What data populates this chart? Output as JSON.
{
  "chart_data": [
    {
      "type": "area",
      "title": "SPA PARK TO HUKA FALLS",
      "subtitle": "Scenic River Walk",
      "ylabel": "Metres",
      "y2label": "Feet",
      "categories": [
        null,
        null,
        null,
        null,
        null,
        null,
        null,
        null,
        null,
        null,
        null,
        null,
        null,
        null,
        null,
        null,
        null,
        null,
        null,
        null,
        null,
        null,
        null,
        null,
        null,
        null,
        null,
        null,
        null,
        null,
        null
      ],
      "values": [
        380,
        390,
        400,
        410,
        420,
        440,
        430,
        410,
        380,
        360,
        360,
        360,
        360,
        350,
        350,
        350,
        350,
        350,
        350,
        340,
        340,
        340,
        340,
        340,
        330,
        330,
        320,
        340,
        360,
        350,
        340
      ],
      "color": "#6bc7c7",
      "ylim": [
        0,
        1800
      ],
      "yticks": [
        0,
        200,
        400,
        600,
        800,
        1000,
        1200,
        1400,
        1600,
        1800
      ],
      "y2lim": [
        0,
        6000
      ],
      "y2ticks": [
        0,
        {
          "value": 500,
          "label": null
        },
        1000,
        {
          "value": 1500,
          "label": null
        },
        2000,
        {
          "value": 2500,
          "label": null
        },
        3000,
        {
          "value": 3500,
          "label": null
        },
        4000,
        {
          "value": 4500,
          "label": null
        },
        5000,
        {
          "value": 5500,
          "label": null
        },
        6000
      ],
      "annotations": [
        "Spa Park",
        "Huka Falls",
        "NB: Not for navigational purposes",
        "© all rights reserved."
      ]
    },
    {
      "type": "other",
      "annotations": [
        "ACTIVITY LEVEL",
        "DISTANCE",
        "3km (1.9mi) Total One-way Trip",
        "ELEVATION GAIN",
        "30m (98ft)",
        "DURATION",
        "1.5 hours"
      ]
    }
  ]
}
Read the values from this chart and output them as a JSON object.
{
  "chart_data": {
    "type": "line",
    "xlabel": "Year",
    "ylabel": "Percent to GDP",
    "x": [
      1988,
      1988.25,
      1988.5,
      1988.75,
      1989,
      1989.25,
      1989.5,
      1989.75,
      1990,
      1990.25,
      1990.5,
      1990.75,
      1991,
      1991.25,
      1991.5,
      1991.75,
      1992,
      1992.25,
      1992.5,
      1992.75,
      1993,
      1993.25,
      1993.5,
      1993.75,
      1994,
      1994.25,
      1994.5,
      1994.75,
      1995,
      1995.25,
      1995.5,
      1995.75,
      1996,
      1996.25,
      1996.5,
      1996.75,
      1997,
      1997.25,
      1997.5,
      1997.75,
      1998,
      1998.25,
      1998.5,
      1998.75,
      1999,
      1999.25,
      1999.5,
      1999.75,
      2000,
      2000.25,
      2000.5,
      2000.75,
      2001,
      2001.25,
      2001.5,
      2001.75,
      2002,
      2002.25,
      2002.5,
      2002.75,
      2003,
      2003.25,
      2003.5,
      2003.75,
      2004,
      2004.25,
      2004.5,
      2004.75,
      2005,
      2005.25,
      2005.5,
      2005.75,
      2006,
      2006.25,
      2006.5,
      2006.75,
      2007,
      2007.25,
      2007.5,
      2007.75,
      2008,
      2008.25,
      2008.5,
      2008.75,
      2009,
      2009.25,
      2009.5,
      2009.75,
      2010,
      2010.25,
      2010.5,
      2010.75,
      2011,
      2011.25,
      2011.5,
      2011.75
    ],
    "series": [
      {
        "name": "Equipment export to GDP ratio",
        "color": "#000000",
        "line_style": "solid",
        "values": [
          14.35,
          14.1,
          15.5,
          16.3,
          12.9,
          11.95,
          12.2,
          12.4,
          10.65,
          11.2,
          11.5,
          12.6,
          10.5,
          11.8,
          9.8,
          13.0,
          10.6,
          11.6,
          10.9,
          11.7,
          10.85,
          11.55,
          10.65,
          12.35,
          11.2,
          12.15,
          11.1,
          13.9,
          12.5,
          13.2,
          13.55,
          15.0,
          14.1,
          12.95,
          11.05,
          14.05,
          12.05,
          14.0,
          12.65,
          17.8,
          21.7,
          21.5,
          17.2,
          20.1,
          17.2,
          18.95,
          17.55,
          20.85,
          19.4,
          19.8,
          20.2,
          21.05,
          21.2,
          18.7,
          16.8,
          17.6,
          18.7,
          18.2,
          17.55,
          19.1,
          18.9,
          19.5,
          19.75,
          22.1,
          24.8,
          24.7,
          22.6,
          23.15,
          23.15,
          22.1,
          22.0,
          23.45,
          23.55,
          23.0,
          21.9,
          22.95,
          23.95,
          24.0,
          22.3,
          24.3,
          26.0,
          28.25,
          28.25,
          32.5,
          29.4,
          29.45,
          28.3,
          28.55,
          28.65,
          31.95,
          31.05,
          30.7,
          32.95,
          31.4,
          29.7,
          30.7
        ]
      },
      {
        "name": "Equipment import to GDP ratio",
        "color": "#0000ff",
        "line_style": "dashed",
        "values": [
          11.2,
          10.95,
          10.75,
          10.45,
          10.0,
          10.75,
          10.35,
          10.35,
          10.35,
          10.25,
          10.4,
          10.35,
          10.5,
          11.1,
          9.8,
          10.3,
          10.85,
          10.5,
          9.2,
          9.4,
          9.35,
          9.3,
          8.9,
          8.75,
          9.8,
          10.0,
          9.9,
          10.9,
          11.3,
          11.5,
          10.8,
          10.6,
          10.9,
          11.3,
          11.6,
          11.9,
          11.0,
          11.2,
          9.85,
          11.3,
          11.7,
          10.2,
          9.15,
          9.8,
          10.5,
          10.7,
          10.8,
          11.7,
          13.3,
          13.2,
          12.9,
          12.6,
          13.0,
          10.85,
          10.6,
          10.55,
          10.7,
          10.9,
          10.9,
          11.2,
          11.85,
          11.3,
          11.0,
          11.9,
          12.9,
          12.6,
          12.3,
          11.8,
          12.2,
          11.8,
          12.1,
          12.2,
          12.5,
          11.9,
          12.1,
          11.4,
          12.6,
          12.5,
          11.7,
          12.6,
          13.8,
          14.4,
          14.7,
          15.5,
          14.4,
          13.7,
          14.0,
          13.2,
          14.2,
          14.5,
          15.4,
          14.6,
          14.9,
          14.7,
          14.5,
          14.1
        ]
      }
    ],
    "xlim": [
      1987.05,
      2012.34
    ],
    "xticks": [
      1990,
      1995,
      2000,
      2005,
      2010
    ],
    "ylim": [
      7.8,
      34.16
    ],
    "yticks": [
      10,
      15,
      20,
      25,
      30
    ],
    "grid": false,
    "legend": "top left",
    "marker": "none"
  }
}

---

__What to work on__: What do the records say? Quote them all exactly.

__Full solution__:
What data populates this chart? Output as JSON.
{
  "chart_data": [
    {
      "type": "area",
      "title": "SPA PARK TO HUKA FALLS",
      "subtitle": "Scenic River Walk",
      "ylabel": "Metres",
      "y2label": "Feet",
      "categories": [
        null,
        null,
        null,
        null,
        null,
        null,
        null,
        null,
        null,
        null,
        null,
        null,
        null,
        null,
        null,
        null,
        null,
        null,
        null,
        null,
        null,
        null,
        null,
        null,
        null,
        null,
        null,
        null,
        null,
        null,
        null
      ],
      "values": [
        380,
        390,
        400,
        410,
        420,
        440,
        430,
        410,
        380,
        360,
        360,
        360,
        360,
        350,
        350,
        350,
        350,
        350,
        350,
        340,
        340,
        340,
        340,
        340,
        330,
        330,
        320,
        340,
        360,
        350,
        340
      ],
      "color": "#6bc7c7",
      "ylim": [
        0,
        1800
      ],
      "yticks": [
        0,
        200,
        400,
        600,
        800,
        1000,
        1200,
        1400,
        1600,
        1800
      ],
      "y2lim": [
        0,
        6000
      ],
      "y2ticks": [
        0,
        {
          "value": 500,
          "label": null
        },
        1000,
        {
          "value": 1500,
          "label": null
        },
        2000,
        {
          "value": 2500,
          "label": null
        },
        3000,
        {
          "value": 3500,
          "label": null
        },
        4000,
        {
          "value": 4500,
          "label": null
        },
        5000,
        {
          "value": 5500,
          "label": null
        },
        6000
      ],
      "annotations": [
        "Spa Park",
        "Huka Falls",
        "NB: Not for navigational purposes",
        "© all rights reserved."
      ]
    },
    {
      "type": "other",
      "annotations": [
        "ACTIVITY LEVEL",
        "DISTANCE",
        "3km (1.9mi) Total One-way Trip",
        "ELEVATION GAIN",
        "30m (98ft)",
        "DURATION",
        "1.5 hours"
      ]
    }
  ]
}
Read the values from this chart and output them as a JSON object.
{
  "chart_data": {
    "type": "line",
    "xlabel": "Year",
    "ylabel": "Percent to GDP",
    "x": [
      1988,
      1988.25,
      1988.5,
      1988.75,
      1989,
      1989.25,
      1989.5,
      1989.75,
      1990,
      1990.25,
      1990.5,
      1990.75,
      1991,
      1991.25,
      1991.5,
      1991.75,
      1992,
      1992.25,
      1992.5,
      1992.75,
      1993,
      1993.25,
      1993.5,
      1993.75,
      1994,
      1994.25,
      1994.5,
      1994.75,
      1995,
      1995.25,
      1995.5,
      1995.75,
      1996,
      1996.25,
      1996.5,
      1996.75,
      1997,
      1997.25,
      1997.5,
      1997.75,
      1998,
      1998.25,
      1998.5,
      1998.75,
      1999,
      1999.25,
      1999.5,
      1999.75,
      2000,
      2000.25,
      2000.5,
      2000.75,
      2001,
      2001.25,
      2001.5,
      2001.75,
      2002,
      2002.25,
      2002.5,
      2002.75,
      2003,
      2003.25,
      2003.5,
      2003.75,
      2004,
      2004.25,
      2004.5,
      2004.75,
      2005,
      2005.25,
      2005.5,
      2005.75,
      2006,
      2006.25,
      2006.5,
      2006.75,
      2007,
      2007.25,
      2007.5,
      2007.75,
      2008,
      2008.25,
      2008.5,
      2008.75,
      2009,
      2009.25,
      2009.5,
      2009.75,
      2010,
      2010.25,
      2010.5,
      2010.75,
      2011,
      2011.25,
      2011.5,
      2011.75
    ],
    "series": [
      {
        "name": "Equipment export to GDP ratio",
        "color": "#000000",
        "line_style": "solid",
        "values": [
          14.35,
          14.1,
          15.5,
          16.3,
          12.9,
          11.95,
          12.2,
          12.4,
          10.65,
          11.2,
          11.5,
          12.6,
          10.5,
          11.8,
          9.8,
          13.0,
          10.6,
          11.6,
          10.9,
          11.7,
          10.85,
          11.55,
          10.65,
          12.35,
          11.2,
          12.15,
          11.1,
          13.9,
          12.5,
          13.2,
          13.55,
          15.0,
          14.1,
          12.95,
          11.05,
          14.05,
          12.05,
          14.0,
          12.65,
          17.8,
          21.7,
          21.5,
          17.2,
          20.1,
          17.2,
          18.95,
          17.55,
          20.85,
          19.4,
          19.8,
          20.2,
          21.05,
          21.2,
          18.7,
          16.8,
          17.6,
          18.7,
          18.2,
          17.55,
          19.1,
          18.9,
          19.5,
          19.75,
          22.1,
          24.8,
          24.7,
          22.6,
          23.15,
          23.15,
          22.1,
          22.0,
          23.45,
          23.55,
          23.0,
          21.9,
          22.95,
          23.95,
          24.0,
          22.3,
          24.3,
          26.0,
          28.25,
          28.25,
          32.5,
          29.4,
          29.45,
          28.3,
          28.55,
          28.65,
          31.95,
          31.05,
          30.7,
          32.95,
          31.4,
          29.7,
          30.7
        ]
      },
      {
        "name": "Equipment import to GDP ratio",
        "color": "#0000ff",
        "line_style": "dashed",
        "values": [
          11.2,
          10.95,
          10.75,
          10.45,
          10.0,
          10.75,
          10.35,
          10.35,
          10.35,
          10.25,
          10.4,
          10.35,
          10.5,
          11.1,
          9.8,
          10.3,
          10.85,
          10.5,
          9.2,
          9.4,
          9.35,
          9.3,
          8.9,
          8.75,
          9.8,
          10.0,
          9.9,
          10.9,
          11.3,
          11.5,
          10.8,
          10.6,
          10.9,
          11.3,
          11.6,
          11.9,
          11.0,
          11.2,
          9.85,
          11.3,
          11.7,
          10.2,
          9.15,
          9.8,
          10.5,
          10.7,
          10.8,
          11.7,
          13.3,
          13.2,
          12.9,
          12.6,
          13.0,
          10.85,
          10.6,
          10.55,
          10.7,
          10.9,
          10.9,
          11.2,
          11.85,
          11.3,
          11.0,
          11.9,
          12.9,
          12.6,
          12.3,
          11.8,
          12.2,
          11.8,
          12.1,
          12.2,
          12.5,
          11.9,
          12.1,
          11.4,
          12.6,
          12.5,
          11.7,
          12.6,
          13.8,
          14.4,
          14.7,
          15.5,
          14.4,
          13.7,
          14.0,
          13.2,
          14.2,
          14.5,
          15.4,
          14.6,
          14.9,
          14.7,
          14.5,
          14.1
        ]
      }
    ],
    "xlim": [
      1987.05,
      2012.34
    ],
    "xticks": [
      1990,
      1995,
      2000,
      2005,
      2010
    ],
    "ylim": [
      7.8,
      34.16
    ],
    "yticks": [
      10,
      15,
      20,
      25,
      30
    ],
    "grid": false,
    "legend": "top left",
    "marker": "none"
  }
}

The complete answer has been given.